## Task
Identify the lines that contain the string "Chances", then copy each of them.

(Dataset rows about figures)
-- Start --

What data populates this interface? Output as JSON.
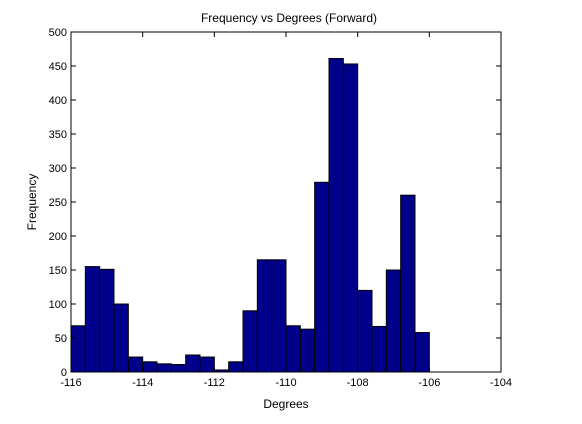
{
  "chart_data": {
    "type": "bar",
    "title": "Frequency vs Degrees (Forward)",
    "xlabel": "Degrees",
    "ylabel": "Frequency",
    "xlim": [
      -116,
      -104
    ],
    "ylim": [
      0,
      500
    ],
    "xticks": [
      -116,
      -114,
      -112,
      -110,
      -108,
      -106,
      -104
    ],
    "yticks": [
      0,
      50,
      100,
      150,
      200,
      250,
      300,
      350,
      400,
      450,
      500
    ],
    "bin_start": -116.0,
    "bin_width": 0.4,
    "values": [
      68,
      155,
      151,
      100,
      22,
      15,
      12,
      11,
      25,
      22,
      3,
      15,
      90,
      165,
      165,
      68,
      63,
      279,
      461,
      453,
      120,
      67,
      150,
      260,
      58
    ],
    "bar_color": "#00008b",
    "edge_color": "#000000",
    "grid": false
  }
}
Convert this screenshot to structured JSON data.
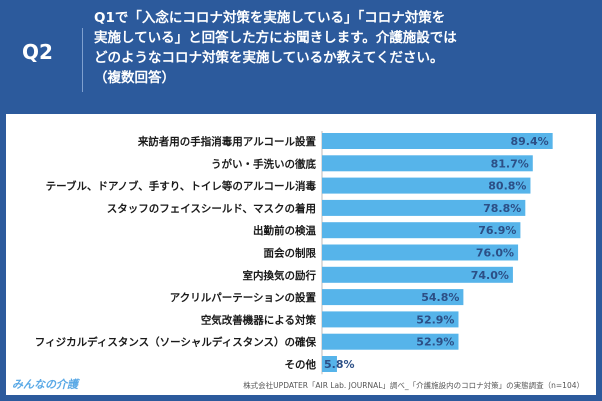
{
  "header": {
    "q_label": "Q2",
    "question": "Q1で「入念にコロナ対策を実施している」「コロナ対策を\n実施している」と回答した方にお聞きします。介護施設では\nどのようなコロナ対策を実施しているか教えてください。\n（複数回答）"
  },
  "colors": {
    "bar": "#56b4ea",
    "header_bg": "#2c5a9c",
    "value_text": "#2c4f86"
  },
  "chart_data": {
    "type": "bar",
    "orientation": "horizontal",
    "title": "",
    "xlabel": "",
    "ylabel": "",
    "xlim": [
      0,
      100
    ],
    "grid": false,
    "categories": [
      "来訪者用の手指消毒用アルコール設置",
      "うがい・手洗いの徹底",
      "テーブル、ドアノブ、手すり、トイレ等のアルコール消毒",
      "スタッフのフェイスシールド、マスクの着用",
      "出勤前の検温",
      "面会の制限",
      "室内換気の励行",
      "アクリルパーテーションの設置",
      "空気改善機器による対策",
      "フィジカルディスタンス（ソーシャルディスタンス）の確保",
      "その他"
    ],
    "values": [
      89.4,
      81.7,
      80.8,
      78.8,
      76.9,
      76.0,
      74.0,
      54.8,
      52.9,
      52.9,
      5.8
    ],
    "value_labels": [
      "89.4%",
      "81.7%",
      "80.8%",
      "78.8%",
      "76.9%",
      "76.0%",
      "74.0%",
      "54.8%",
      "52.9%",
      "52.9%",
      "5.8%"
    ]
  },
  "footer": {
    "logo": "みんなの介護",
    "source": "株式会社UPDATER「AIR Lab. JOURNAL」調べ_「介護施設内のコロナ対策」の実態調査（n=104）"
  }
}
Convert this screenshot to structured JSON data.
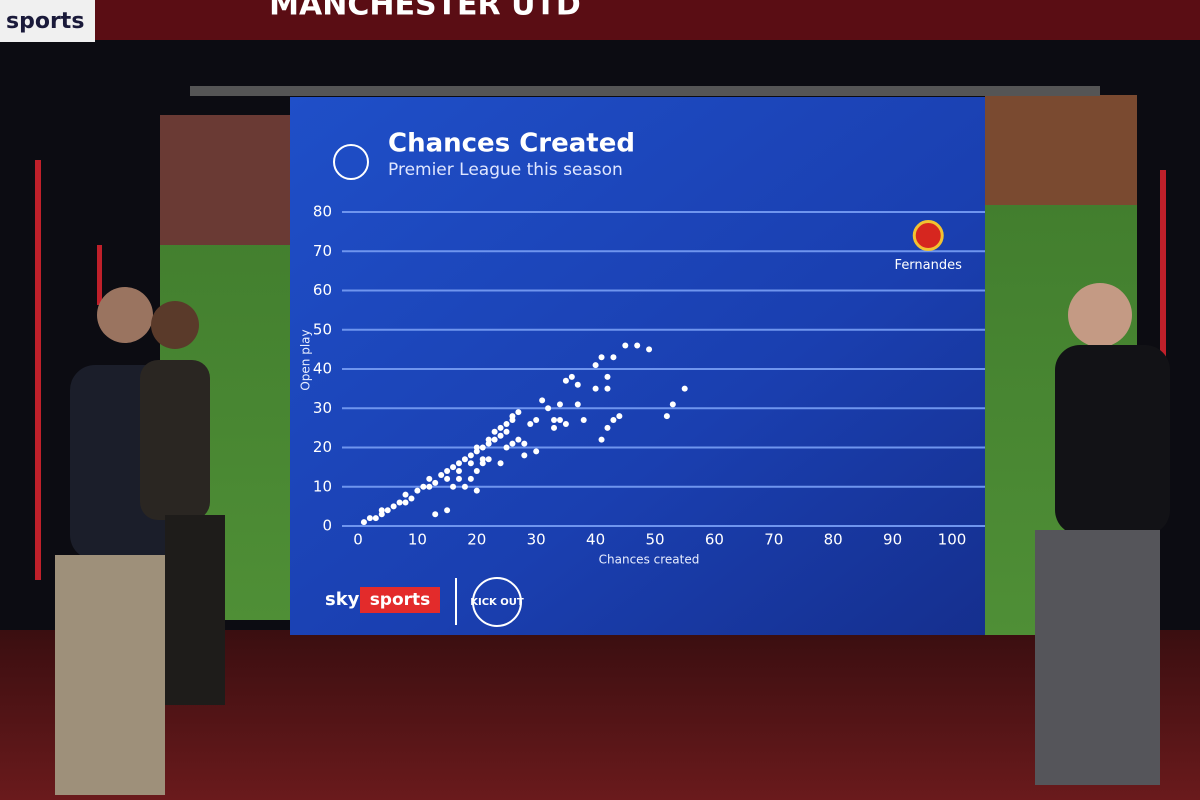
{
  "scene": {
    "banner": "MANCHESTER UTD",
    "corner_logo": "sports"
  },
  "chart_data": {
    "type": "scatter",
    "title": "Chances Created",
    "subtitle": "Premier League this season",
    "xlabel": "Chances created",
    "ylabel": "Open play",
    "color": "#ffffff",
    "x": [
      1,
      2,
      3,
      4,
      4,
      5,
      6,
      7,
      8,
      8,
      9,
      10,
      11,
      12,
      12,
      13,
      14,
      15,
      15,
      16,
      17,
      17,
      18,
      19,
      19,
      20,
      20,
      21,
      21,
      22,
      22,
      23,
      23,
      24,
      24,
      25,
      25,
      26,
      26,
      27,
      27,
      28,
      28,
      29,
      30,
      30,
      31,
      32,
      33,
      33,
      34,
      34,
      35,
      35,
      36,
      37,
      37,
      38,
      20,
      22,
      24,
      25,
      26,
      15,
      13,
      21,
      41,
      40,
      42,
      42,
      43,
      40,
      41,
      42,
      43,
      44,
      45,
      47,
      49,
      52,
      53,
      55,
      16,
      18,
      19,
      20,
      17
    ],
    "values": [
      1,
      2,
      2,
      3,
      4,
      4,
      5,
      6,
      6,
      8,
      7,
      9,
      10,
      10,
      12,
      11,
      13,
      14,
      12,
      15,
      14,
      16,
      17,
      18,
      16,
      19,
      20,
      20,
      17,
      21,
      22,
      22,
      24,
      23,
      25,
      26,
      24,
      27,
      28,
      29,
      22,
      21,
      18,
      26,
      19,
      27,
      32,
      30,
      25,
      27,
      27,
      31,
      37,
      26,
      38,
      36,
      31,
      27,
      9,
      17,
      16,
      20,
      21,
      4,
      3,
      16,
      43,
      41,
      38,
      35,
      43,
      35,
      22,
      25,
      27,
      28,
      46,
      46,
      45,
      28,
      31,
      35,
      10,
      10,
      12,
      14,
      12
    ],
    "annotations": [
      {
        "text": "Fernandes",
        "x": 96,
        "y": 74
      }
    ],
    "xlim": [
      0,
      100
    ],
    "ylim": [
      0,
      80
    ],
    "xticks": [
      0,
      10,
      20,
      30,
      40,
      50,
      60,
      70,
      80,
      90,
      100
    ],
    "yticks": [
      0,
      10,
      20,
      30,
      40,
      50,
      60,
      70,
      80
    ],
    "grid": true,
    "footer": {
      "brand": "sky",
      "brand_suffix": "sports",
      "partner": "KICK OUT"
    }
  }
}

-- End --
-- Start --

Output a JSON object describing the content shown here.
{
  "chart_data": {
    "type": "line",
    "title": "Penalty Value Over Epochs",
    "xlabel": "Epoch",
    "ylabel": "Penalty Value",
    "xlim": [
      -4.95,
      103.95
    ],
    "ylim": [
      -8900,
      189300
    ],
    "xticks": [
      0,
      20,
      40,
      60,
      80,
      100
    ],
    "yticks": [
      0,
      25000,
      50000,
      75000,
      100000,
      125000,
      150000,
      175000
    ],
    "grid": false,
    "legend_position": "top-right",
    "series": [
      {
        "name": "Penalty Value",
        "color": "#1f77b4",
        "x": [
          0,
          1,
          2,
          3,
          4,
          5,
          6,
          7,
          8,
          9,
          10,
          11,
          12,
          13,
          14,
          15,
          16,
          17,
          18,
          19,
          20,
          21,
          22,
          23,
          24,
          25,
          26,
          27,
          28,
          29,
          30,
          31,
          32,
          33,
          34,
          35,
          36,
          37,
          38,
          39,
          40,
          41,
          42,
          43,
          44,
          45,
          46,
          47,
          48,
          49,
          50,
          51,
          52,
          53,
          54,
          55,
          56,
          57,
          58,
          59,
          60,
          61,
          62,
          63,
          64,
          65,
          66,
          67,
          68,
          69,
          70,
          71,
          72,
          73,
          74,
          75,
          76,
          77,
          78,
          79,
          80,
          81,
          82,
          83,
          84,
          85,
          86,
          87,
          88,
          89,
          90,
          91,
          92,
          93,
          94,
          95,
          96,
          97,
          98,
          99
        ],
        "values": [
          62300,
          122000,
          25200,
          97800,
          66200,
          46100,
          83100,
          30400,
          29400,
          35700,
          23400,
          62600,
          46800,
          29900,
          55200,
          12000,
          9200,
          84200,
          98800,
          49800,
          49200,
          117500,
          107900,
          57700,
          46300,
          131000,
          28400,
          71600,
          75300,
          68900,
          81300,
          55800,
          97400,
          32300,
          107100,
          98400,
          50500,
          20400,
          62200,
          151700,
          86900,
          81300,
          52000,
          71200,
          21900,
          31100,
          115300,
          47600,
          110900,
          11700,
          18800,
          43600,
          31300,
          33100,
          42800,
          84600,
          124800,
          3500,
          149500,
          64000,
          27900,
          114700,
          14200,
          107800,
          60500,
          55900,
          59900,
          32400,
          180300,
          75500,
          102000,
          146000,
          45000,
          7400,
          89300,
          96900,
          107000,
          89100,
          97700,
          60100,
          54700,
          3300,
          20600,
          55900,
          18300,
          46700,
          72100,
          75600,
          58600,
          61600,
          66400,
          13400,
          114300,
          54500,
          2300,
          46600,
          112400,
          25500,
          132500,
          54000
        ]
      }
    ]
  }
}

-- End --

## Response to the task
    "title": "Chances Created",
    "xlabel": "Chances created",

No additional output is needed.